**Directions**
Identify all lines of the data containing the string "Frekar" and copy them.

Records from a collection of figures:
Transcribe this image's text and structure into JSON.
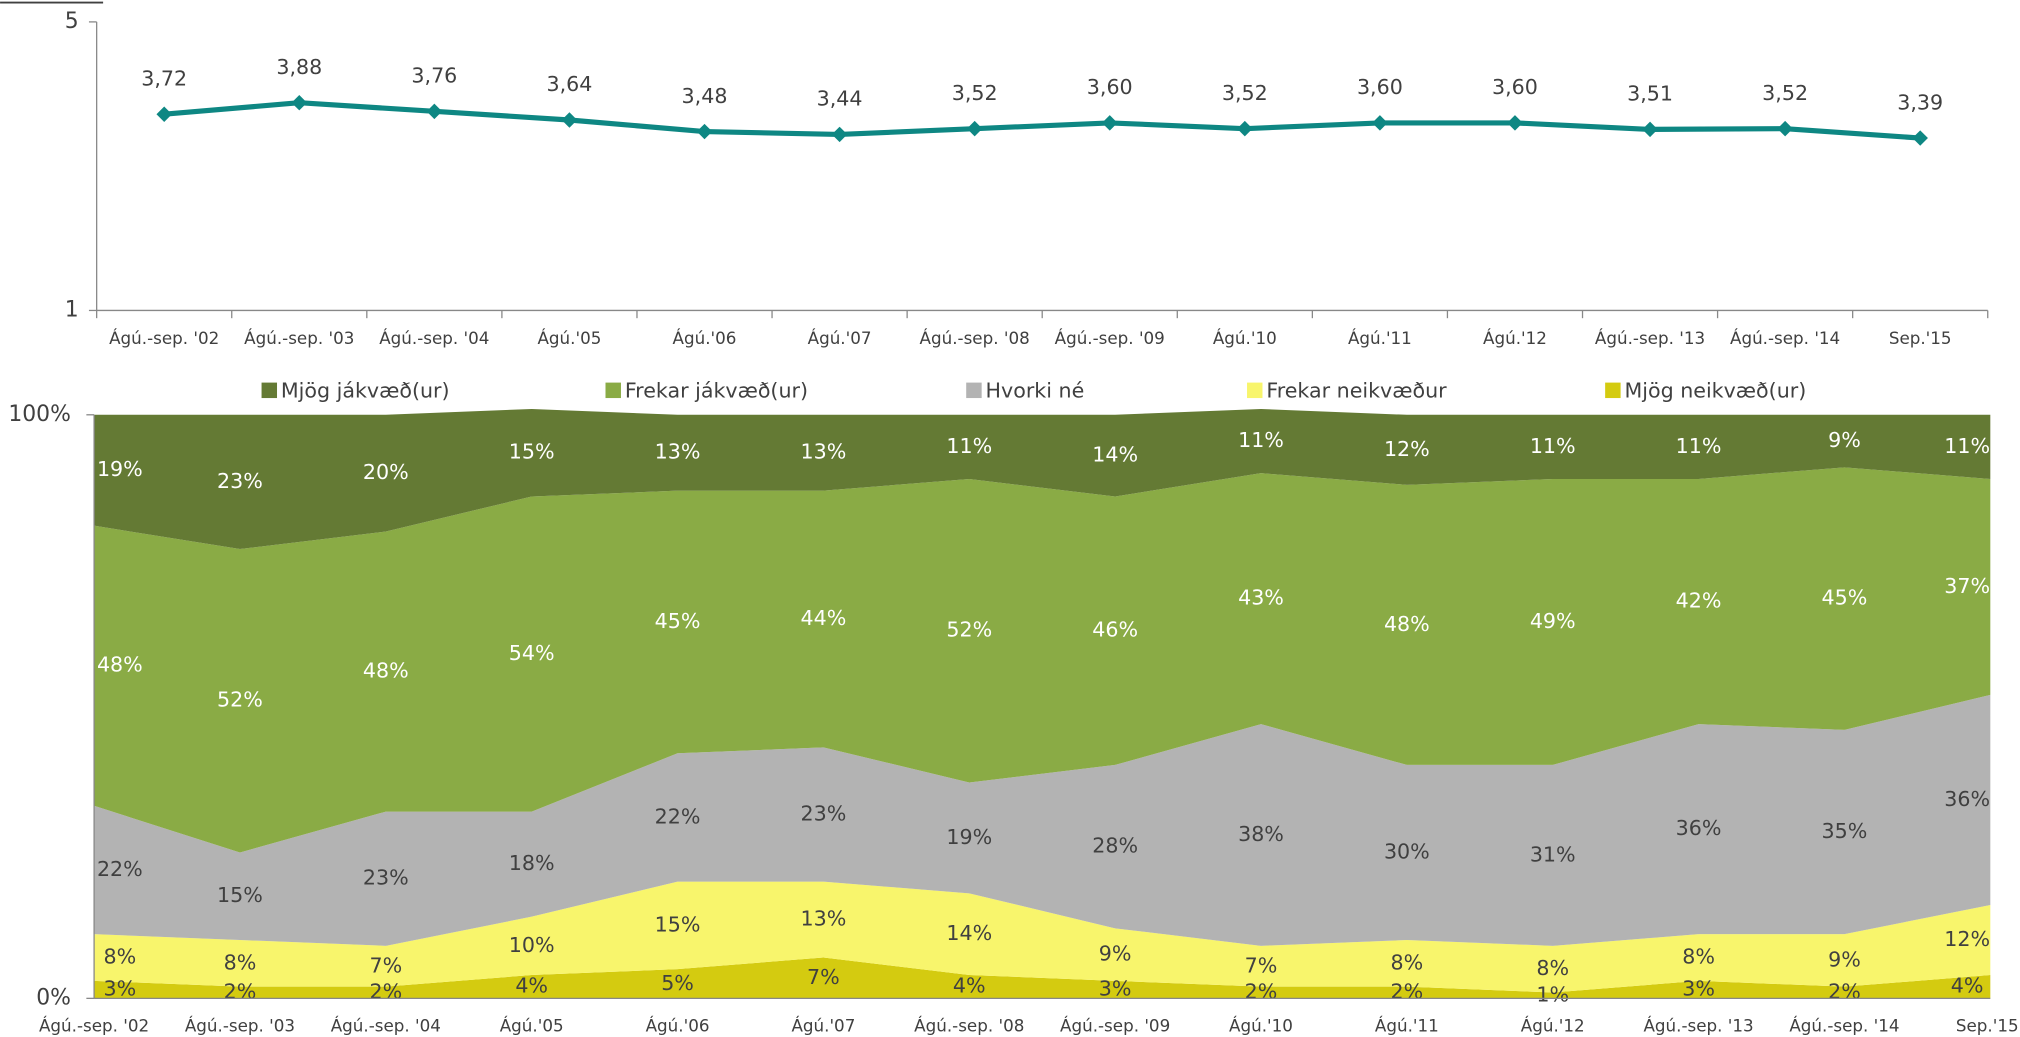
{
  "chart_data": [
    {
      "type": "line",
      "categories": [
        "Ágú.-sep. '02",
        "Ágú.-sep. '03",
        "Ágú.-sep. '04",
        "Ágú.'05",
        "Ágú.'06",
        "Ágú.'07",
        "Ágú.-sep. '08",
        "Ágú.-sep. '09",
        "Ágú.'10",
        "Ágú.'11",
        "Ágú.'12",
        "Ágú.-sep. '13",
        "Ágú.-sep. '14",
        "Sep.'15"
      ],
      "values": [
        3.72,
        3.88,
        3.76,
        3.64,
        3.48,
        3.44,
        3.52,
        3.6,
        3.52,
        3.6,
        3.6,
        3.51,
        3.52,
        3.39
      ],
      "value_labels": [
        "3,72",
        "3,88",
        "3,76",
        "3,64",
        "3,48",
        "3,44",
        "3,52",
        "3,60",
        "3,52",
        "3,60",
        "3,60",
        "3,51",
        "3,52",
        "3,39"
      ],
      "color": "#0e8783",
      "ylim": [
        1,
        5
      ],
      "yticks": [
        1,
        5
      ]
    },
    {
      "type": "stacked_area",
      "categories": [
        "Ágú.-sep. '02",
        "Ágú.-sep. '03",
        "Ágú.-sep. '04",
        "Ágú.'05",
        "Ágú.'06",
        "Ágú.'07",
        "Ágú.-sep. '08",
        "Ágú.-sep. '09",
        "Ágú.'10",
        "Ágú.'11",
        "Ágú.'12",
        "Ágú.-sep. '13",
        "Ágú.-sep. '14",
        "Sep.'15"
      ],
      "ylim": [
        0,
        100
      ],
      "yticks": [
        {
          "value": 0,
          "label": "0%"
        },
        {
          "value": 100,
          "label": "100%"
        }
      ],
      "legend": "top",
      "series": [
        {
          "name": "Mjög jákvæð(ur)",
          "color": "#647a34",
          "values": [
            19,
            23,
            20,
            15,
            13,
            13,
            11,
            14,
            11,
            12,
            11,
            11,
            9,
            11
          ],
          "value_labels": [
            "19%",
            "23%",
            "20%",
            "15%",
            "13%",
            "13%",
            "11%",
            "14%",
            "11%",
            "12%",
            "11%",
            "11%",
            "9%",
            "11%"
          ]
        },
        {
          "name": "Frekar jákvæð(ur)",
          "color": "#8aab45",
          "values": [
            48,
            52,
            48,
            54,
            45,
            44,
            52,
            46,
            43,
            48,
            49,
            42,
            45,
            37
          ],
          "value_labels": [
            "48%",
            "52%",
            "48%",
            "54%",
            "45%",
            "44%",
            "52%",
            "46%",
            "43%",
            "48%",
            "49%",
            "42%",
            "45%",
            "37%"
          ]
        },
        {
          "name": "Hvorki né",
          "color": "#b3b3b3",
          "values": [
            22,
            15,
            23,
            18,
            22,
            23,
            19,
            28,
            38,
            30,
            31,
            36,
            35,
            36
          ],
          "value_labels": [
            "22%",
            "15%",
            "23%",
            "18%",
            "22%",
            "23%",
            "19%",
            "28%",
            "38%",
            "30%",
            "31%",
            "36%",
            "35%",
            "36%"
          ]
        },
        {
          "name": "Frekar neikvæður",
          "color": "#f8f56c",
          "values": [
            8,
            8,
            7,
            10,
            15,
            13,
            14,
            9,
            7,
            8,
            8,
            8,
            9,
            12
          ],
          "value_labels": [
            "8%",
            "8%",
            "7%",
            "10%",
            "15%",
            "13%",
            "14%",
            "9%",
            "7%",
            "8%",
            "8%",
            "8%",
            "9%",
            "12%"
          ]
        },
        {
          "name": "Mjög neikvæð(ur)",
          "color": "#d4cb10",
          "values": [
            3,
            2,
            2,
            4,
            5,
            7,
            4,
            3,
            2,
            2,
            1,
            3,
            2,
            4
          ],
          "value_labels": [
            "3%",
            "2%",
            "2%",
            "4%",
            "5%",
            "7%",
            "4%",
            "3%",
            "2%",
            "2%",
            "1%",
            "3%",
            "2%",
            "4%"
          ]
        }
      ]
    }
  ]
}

**Response to the task**
          "name": "Frekar jákvæð(ur)",
          "name": "Frekar neikvæður",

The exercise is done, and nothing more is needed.